■ WHAT NEEDS TO BE DONE ■
Below is a block of records; repeat all of them exactly.

* * * *

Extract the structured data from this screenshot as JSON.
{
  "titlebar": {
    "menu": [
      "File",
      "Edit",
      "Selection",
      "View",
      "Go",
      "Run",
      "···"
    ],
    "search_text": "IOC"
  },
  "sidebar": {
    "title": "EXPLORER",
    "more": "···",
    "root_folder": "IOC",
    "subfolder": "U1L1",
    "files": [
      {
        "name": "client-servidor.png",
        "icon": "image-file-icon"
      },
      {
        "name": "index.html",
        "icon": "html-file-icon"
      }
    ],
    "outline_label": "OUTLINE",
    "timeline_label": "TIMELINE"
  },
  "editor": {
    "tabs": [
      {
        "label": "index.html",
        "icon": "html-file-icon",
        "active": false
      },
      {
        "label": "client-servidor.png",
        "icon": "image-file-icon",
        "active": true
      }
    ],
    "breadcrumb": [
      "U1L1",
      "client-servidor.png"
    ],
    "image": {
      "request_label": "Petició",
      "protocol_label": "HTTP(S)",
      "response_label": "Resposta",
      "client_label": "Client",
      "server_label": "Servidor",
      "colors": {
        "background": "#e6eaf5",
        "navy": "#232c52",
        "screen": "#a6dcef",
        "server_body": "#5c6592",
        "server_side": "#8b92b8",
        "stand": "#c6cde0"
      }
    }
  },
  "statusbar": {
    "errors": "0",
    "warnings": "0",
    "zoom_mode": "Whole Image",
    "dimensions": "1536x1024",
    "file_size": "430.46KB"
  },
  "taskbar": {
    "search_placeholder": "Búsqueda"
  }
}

* * * *

■ RESPONSE BELOW ■
Extract the structured data from this screenshot as JSON.
{
  "titlebar": {
    "menu": [
      "File",
      "Edit",
      "Selection",
      "View",
      "Go",
      "Run",
      "···"
    ],
    "search_text": "IOC"
  },
  "sidebar": {
    "title": "EXPLORER",
    "more": "···",
    "root_folder": "IOC",
    "subfolder": "U1L1",
    "files": [
      {
        "name": "client-servidor.png",
        "icon": "image-file-icon"
      },
      {
        "name": "index.html",
        "icon": "html-file-icon"
      }
    ],
    "outline_label": "OUTLINE",
    "timeline_label": "TIMELINE"
  },
  "editor": {
    "tabs": [
      {
        "label": "index.html",
        "icon": "html-file-icon",
        "active": false
      },
      {
        "label": "client-servidor.png",
        "icon": "image-file-icon",
        "active": true
      }
    ],
    "breadcrumb": [
      "U1L1",
      "client-servidor.png"
    ],
    "image": {
      "request_label": "Petició",
      "protocol_label": "HTTP(S)",
      "response_label": "Resposta",
      "client_label": "Client",
      "server_label": "Servidor",
      "colors": {
        "background": "#e6eaf5",
        "navy": "#232c52",
        "screen": "#a6dcef",
        "server_body": "#5c6592",
        "server_side": "#8b92b8",
        "stand": "#c6cde0"
      }
    }
  },
  "statusbar": {
    "errors": "0",
    "warnings": "0",
    "zoom_mode": "Whole Image",
    "dimensions": "1536x1024",
    "file_size": "430.46KB"
  },
  "taskbar": {
    "search_placeholder": "Búsqueda"
  }
}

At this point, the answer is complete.